WHAT THE TASK REQUIRES = Return the whole listing, line for line, without the pictures in it.

EXERCISE DATA =
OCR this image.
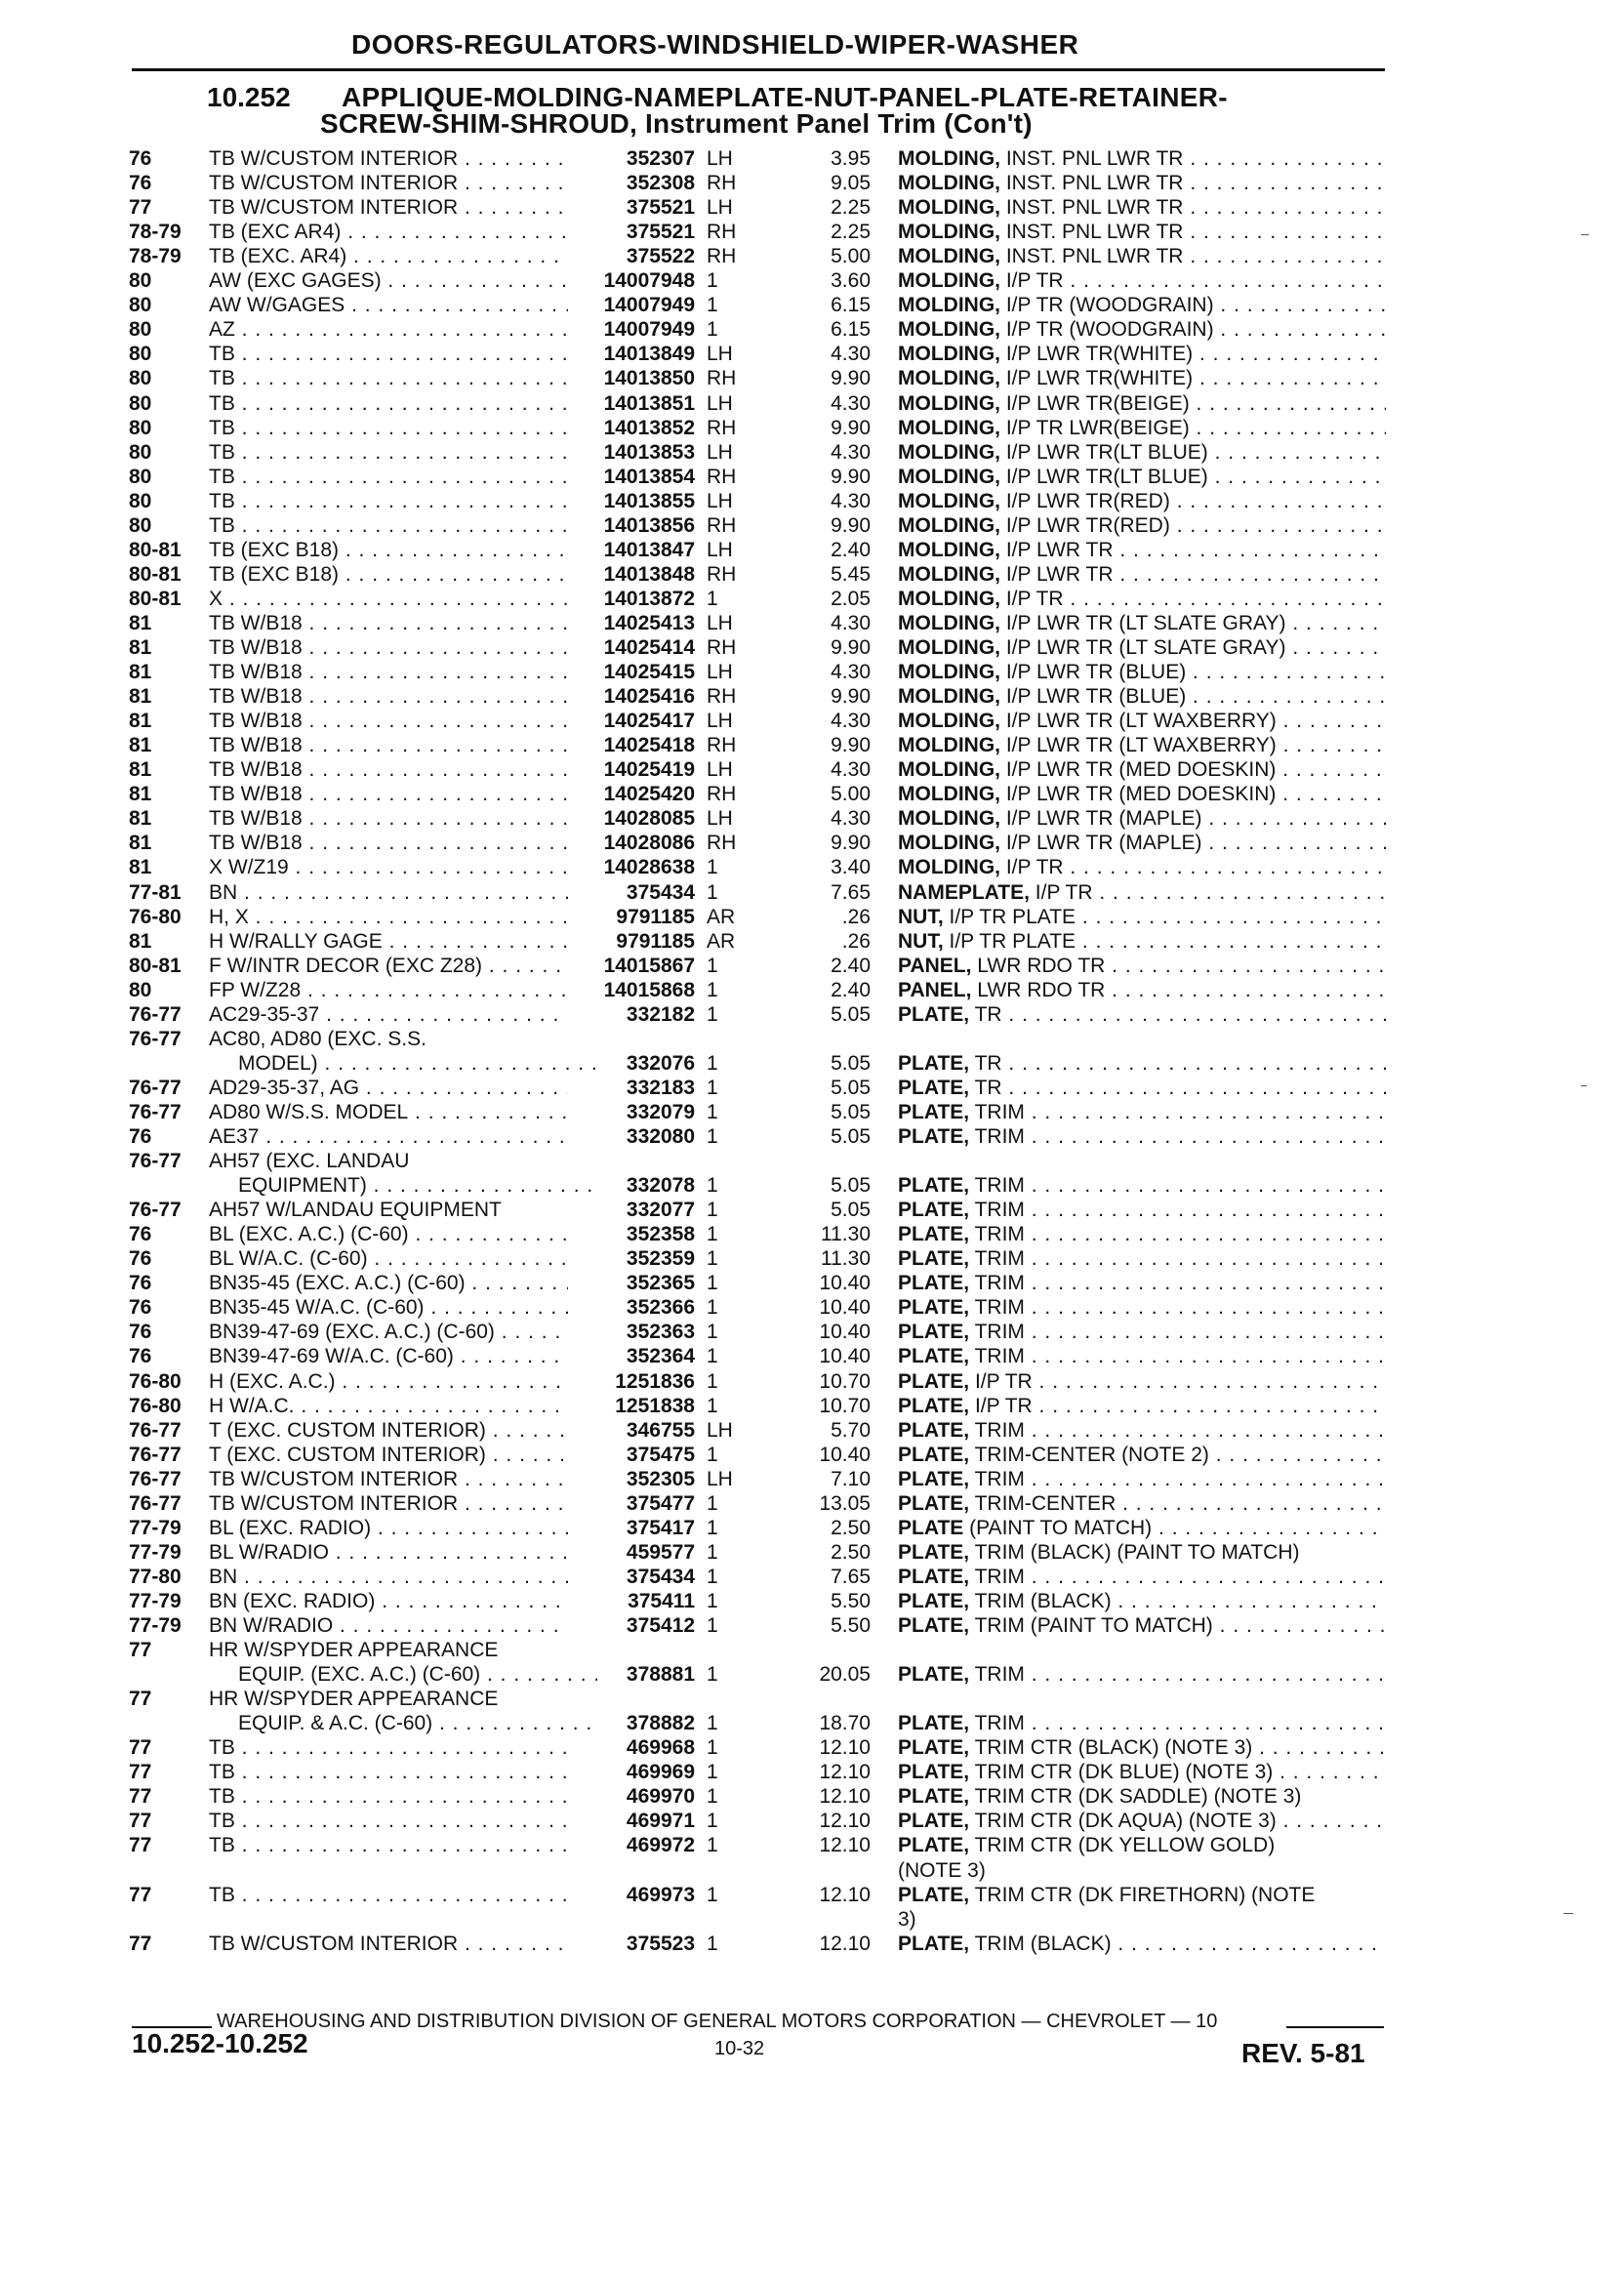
DOORS-REGULATORS-WINDSHIELD-WIPER-WASHER
10.252 APPLIQUE-MOLDING-NAMEPLATE-NUT-PANEL-PLATE-RETAINER-
SCREW-SHIM-SHROUD, Instrument Panel Trim (Con't)
76	TB W/CUSTOM INTERIOR . . .	352307 LH	3.95 MOLDING, INST. PNL LWR TR . . .
76	TB W/CUSTOM INTERIOR . . .	352308 RH	9.05 MOLDING, INST. PNL LWR TR . . .
77	TB W/CUSTOM INTERIOR . . .	375521 LH	2.25 MOLDING, INST. PNL LWR TR . . .
78-79 TB (EXC AR4) . . .	375521 RH	2.25 MOLDING, INST. PNL LWR TR . . .
78-79 TB (EXC. AR4) . . .	375522 RH	5.00 MOLDING, INST. PNL LWR TR . . .
80	AW (EXC GAGES) . . .	14007948 1	3.60 MOLDING, I/P TR . . .
80	AW W/GAGES . . .	14007949 1	6.15 MOLDING, I/P TR (WOODGRAIN) . . .
80	AZ . . .	14007949 1	6.15 MOLDING, I/P TR (WOODGRAIN) . . .
80	TB . . .	14013849 LH	4.30 MOLDING, I/P LWR TR(WHITE) . . .
80	TB . . .	14013850 RH	9.90 MOLDING, I/P LWR TR(WHITE) . . .
80	TB . . .	14013851 LH	4.30 MOLDING, I/P LWR TR(BEIGE) . . .
80	TB . . .	14013852 RH	9.90 MOLDING, I/P TR LWR(BEIGE) . . .
80	TB . . .	14013853 LH	4.30 MOLDING, I/P LWR TR(LT BLUE) . . .
80	TB . . .	14013854 RH	9.90 MOLDING, I/P LWR TR(LT BLUE) . . .
80	TB . . .	14013855 LH	4.30 MOLDING, I/P LWR TR(RED) . . .
80	TB . . .	14013856 RH	9.90 MOLDING, I/P LWR TR(RED) . . .
80-81 TB (EXC B18) . . .	14013847 LH	2.40 MOLDING, I/P LWR TR . . .
80-81 TB (EXC B18) . . .	14013848 RH	5.45 MOLDING, I/P LWR TR . . .
80-81 X . . .	14013872 1	2.05 MOLDING, I/P TR . . .
81	TB W/B18 . . .	14025413 LH	4.30 MOLDING, I/P LWR TR (LT SLATE GRAY) . . .
81	TB W/B18 . . .	14025414 RH	9.90 MOLDING, I/P LWR TR (LT SLATE GRAY) . . .
81	TB W/B18 . . .	14025415 LH	4.30 MOLDING, I/P LWR TR (BLUE) . . .
81	TB W/B18 . . .	14025416 RH	9.90 MOLDING, I/P LWR TR (BLUE) . . .
81	TB W/B18 . . .	14025417 LH	4.30 MOLDING, I/P LWR TR (LT WAXBERRY) . . .
81	TB W/B18 . . .	14025418 RH	9.90 MOLDING, I/P LWR TR (LT WAXBERRY) . . .
81	TB W/B18 . . .	14025419 LH	4.30 MOLDING, I/P LWR TR (MED DOESKIN) . . .
81	TB W/B18 . . .	14025420 RH	5.00 MOLDING, I/P LWR TR (MED DOESKIN) . . .
81	TB W/B18 . . .	14028085 LH	4.30 MOLDING, I/P LWR TR (MAPLE) . . .
81	TB W/B18 . . .	14028086 RH	9.90 MOLDING, I/P LWR TR (MAPLE) . . .
81	X W/Z19 . . .	14028638 1	3.40 MOLDING, I/P TR . . .
77-81 BN . . .	375434 1	7.65 NAMEPLATE, I/P TR . . .
76-80 H, X . . .	9791185 AR	.26 NUT, I/P TR PLATE . . .
81	H W/RALLY GAGE . . .	9791185 AR	.26 NUT, I/P TR PLATE . . .
80-81 F W/INTR DECOR (EXC Z28) . . .	14015867 1	2.40 PANEL, LWR RDO TR . . .
80	FP W/Z28 . . .	14015868 1	2.40 PANEL, LWR RDO TR . . .
76-77 AC29-35-37 . . .	332182 1	5.05 PLATE, TR . . .
76-77 AC80, AD80 (EXC. S.S.
MODEL) . . .	332076 1	5.05 PLATE, TR . . .
76-77 AD29-35-37, AG . . .	332183 1	5.05 PLATE, TR . . .
76-77 AD80 W/S.S. MODEL . . .	332079 1	5.05 PLATE, TRIM . . .
76	AE37 . . .	332080 1	5.05 PLATE, TRIM . . .
76-77 AH57 (EXC. LANDAU
EQUIPMENT) . . .	332078 1	5.05 PLATE, TRIM . . .
76-77 AH57 W/LANDAU EQUIPMENT	332077 1	5.05 PLATE, TRIM . . .
76	BL (EXC. A.C.) (C-60) . . .	352358 1	11.30 PLATE, TRIM . . .
76	BL W/A.C. (C-60) . . .	352359 1	11.30 PLATE, TRIM . . .
76	BN35-45 (EXC. A.C.) (C-60) . . .	352365 1	10.40 PLATE, TRIM . . .
76	BN35-45 W/A.C. (C-60) . . .	352366 1	10.40 PLATE, TRIM . . .
76	BN39-47-69 (EXC. A.C.) (C-60) . . .	352363 1	10.40 PLATE, TRIM . . .
76	BN39-47-69 W/A.C. (C-60) . . .	352364 1	10.40 PLATE, TRIM . . .
76-80 H (EXC. A.C.) . . .	1251836 1	10.70 PLATE, I/P TR . . .
76-80 H W/A.C. . . .	1251838 1	10.70 PLATE, I/P TR . . .
76-77 T (EXC. CUSTOM INTERIOR) . . .	346755 LH	5.70 PLATE, TRIM . . .
76-77 T (EXC. CUSTOM INTERIOR) . . .	375475 1	10.40 PLATE, TRIM-CENTER (NOTE 2) . . .
76-77 TB W/CUSTOM INTERIOR . . .	352305 LH	7.10 PLATE, TRIM . . .
76-77 TB W/CUSTOM INTERIOR . . .	375477 1	13.05 PLATE, TRIM-CENTER . . .
77-79 BL (EXC. RADIO) . . .	375417 1	2.50 PLATE (PAINT TO MATCH) . . .
77-79 BL W/RADIO . . .	459577 1	2.50 PLATE, TRIM (BLACK) (PAINT TO MATCH)
77-80 BN . . .	375434 1	7.65 PLATE, TRIM . . .
77-79 BN (EXC. RADIO) . . .	375411 1	5.50 PLATE, TRIM (BLACK) . . .
77-79 BN W/RADIO . . .	375412 1	5.50 PLATE, TRIM (PAINT TO MATCH) . . .
77	HR W/SPYDER APPEARANCE
EQUIP. (EXC. A.C.) (C-60) . . .	378881 1	20.05 PLATE, TRIM . . .
77	HR W/SPYDER APPEARANCE
EQUIP. & A.C. (C-60) . . .	378882 1	18.70 PLATE, TRIM . . .
77	TB . . .	469968 1	12.10 PLATE, TRIM CTR (BLACK) (NOTE 3) . . .
77	TB . . .	469969 1	12.10 PLATE, TRIM CTR (DK BLUE) (NOTE 3) . . .
77	TB . . .	469970 1	12.10 PLATE, TRIM CTR (DK SADDLE) (NOTE 3)
77	TB . . .	469971 1	12.10 PLATE, TRIM CTR (DK AQUA) (NOTE 3) . . .
77	TB . . .	469972 1	12.10 PLATE, TRIM CTR (DK YELLOW GOLD)
(NOTE 3)
77	TB . . .	469973 1	12.10 PLATE, TRIM CTR (DK FIRETHORN) (NOTE
3)
77	TB W/CUSTOM INTERIOR . . .	375523 1	12.10 PLATE, TRIM (BLACK) . . .
WAREHOUSING AND DISTRIBUTION DIVISION OF GENERAL MOTORS CORPORATION — CHEVROLET — 10
10.252-10.252	10-32	REV. 5-81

OUTPUT FOR THIS EXERCISE =
OCR this image.
DOORS-REGULATORS-WINDSHIELD-WIPER-WASHER
10.252 APPLIQUE-MOLDING-NAMEPLATE-NUT-PANEL-PLATE-RETAINER-
SCREW-SHIM-SHROUD, Instrument Panel Trim (Con't)
76	TB W/CUSTOM INTERIOR . . .	352307 LH	3.95 MOLDING, INST. PNL LWR TR . . .
76	TB W/CUSTOM INTERIOR . . .	352308 RH	9.05 MOLDING, INST. PNL LWR TR . . .
77	TB W/CUSTOM INTERIOR . . .	375521 LH	2.25 MOLDING, INST. PNL LWR TR . . .
78-79 TB (EXC AR4) . . .	375521 RH	2.25 MOLDING, INST. PNL LWR TR . . .
78-79 TB (EXC. AR4) . . .	375522 RH	5.00 MOLDING, INST. PNL LWR TR . . .
80	AW (EXC GAGES) . . .	14007948 1	3.60 MOLDING, I/P TR . . .
80	AW W/GAGES . . .	14007949 1	6.15 MOLDING, I/P TR (WOODGRAIN) . . .
80	AZ . . .	14007949 1	6.15 MOLDING, I/P TR (WOODGRAIN) . . .
80	TB . . .	14013849 LH	4.30 MOLDING, I/P LWR TR(WHITE) . . .
80	TB . . .	14013850 RH	9.90 MOLDING, I/P LWR TR(WHITE) . . .
80	TB . . .	14013851 LH	4.30 MOLDING, I/P LWR TR(BEIGE) . . .
80	TB . . .	14013852 RH	9.90 MOLDING, I/P TR LWR(BEIGE) . . .
80	TB . . .	14013853 LH	4.30 MOLDING, I/P LWR TR(LT BLUE) . . .
80	TB . . .	14013854 RH	9.90 MOLDING, I/P LWR TR(LT BLUE) . . .
80	TB . . .	14013855 LH	4.30 MOLDING, I/P LWR TR(RED) . . .
80	TB . . .	14013856 RH	9.90 MOLDING, I/P LWR TR(RED) . . .
80-81 TB (EXC B18) . . .	14013847 LH	2.40 MOLDING, I/P LWR TR . . .
80-81 TB (EXC B18) . . .	14013848 RH	5.45 MOLDING, I/P LWR TR . . .
80-81 X . . .	14013872 1	2.05 MOLDING, I/P TR . . .
81	TB W/B18 . . .	14025413 LH	4.30 MOLDING, I/P LWR TR (LT SLATE GRAY) . . .
81	TB W/B18 . . .	14025414 RH	9.90 MOLDING, I/P LWR TR (LT SLATE GRAY) . . .
81	TB W/B18 . . .	14025415 LH	4.30 MOLDING, I/P LWR TR (BLUE) . . .
81	TB W/B18 . . .	14025416 RH	9.90 MOLDING, I/P LWR TR (BLUE) . . .
81	TB W/B18 . . .	14025417 LH	4.30 MOLDING, I/P LWR TR (LT WAXBERRY) . . .
81	TB W/B18 . . .	14025418 RH	9.90 MOLDING, I/P LWR TR (LT WAXBERRY) . . .
81	TB W/B18 . . .	14025419 LH	4.30 MOLDING, I/P LWR TR (MED DOESKIN) . . .
81	TB W/B18 . . .	14025420 RH	5.00 MOLDING, I/P LWR TR (MED DOESKIN) . . .
81	TB W/B18 . . .	14028085 LH	4.30 MOLDING, I/P LWR TR (MAPLE) . . .
81	TB W/B18 . . .	14028086 RH	9.90 MOLDING, I/P LWR TR (MAPLE) . . .
81	X W/Z19 . . .	14028638 1	3.40 MOLDING, I/P TR . . .
77-81 BN . . .	375434 1	7.65 NAMEPLATE, I/P TR . . .
76-80 H, X . . .	9791185 AR	.26 NUT, I/P TR PLATE . . .
81	H W/RALLY GAGE . . .	9791185 AR	.26 NUT, I/P TR PLATE . . .
80-81 F W/INTR DECOR (EXC Z28) . . .	14015867 1	2.40 PANEL, LWR RDO TR . . .
80	FP W/Z28 . . .	14015868 1	2.40 PANEL, LWR RDO TR . . .
76-77 AC29-35-37 . . .	332182 1	5.05 PLATE, TR . . .
76-77 AC80, AD80 (EXC. S.S.
MODEL) . . .	332076 1	5.05 PLATE, TR . . .
76-77 AD29-35-37, AG . . .	332183 1	5.05 PLATE, TR . . .
76-77 AD80 W/S.S. MODEL . . .	332079 1	5.05 PLATE, TRIM . . .
76	AE37 . . .	332080 1	5.05 PLATE, TRIM . . .
76-77 AH57 (EXC. LANDAU
EQUIPMENT) . . .	332078 1	5.05 PLATE, TRIM . . .
76-77 AH57 W/LANDAU EQUIPMENT	332077 1	5.05 PLATE, TRIM . . .
76	BL (EXC. A.C.) (C-60) . . .	352358 1	11.30 PLATE, TRIM . . .
76	BL W/A.C. (C-60) . . .	352359 1	11.30 PLATE, TRIM . . .
76	BN35-45 (EXC. A.C.) (C-60) . . .	352365 1	10.40 PLATE, TRIM . . .
76	BN35-45 W/A.C. (C-60) . . .	352366 1	10.40 PLATE, TRIM . . .
76	BN39-47-69 (EXC. A.C.) (C-60) . . .	352363 1	10.40 PLATE, TRIM . . .
76	BN39-47-69 W/A.C. (C-60) . . .	352364 1	10.40 PLATE, TRIM . . .
76-80 H (EXC. A.C.) . . .	1251836 1	10.70 PLATE, I/P TR . . .
76-80 H W/A.C. . . .	1251838 1	10.70 PLATE, I/P TR . . .
76-77 T (EXC. CUSTOM INTERIOR) . . .	346755 LH	5.70 PLATE, TRIM . . .
76-77 T (EXC. CUSTOM INTERIOR) . . .	375475 1	10.40 PLATE, TRIM-CENTER (NOTE 2) . . .
76-77 TB W/CUSTOM INTERIOR . . .	352305 LH	7.10 PLATE, TRIM . . .
76-77 TB W/CUSTOM INTERIOR . . .	375477 1	13.05 PLATE, TRIM-CENTER . . .
77-79 BL (EXC. RADIO) . . .	375417 1	2.50 PLATE (PAINT TO MATCH) . . .
77-79 BL W/RADIO . . .	459577 1	2.50 PLATE, TRIM (BLACK) (PAINT TO MATCH)
77-80 BN . . .	375434 1	7.65 PLATE, TRIM . . .
77-79 BN (EXC. RADIO) . . .	375411 1	5.50 PLATE, TRIM (BLACK) . . .
77-79 BN W/RADIO . . .	375412 1	5.50 PLATE, TRIM (PAINT TO MATCH) . . .
77	HR W/SPYDER APPEARANCE
EQUIP. (EXC. A.C.) (C-60) . . .	378881 1	20.05 PLATE, TRIM . . .
77	HR W/SPYDER APPEARANCE
EQUIP. & A.C. (C-60) . . .	378882 1	18.70 PLATE, TRIM . . .
77	TB . . .	469968 1	12.10 PLATE, TRIM CTR (BLACK) (NOTE 3) . . .
77	TB . . .	469969 1	12.10 PLATE, TRIM CTR (DK BLUE) (NOTE 3) . . .
77	TB . . .	469970 1	12.10 PLATE, TRIM CTR (DK SADDLE) (NOTE 3)
77	TB . . .	469971 1	12.10 PLATE, TRIM CTR (DK AQUA) (NOTE 3) . . .
77	TB . . .	469972 1	12.10 PLATE, TRIM CTR (DK YELLOW GOLD)
(NOTE 3)
77	TB . . .	469973 1	12.10 PLATE, TRIM CTR (DK FIRETHORN) (NOTE
3)
77	TB W/CUSTOM INTERIOR . . .	375523 1	12.10 PLATE, TRIM (BLACK) . . .
WAREHOUSING AND DISTRIBUTION DIVISION OF GENERAL MOTORS CORPORATION — CHEVROLET — 10
10.252-10.252	10-32	REV. 5-81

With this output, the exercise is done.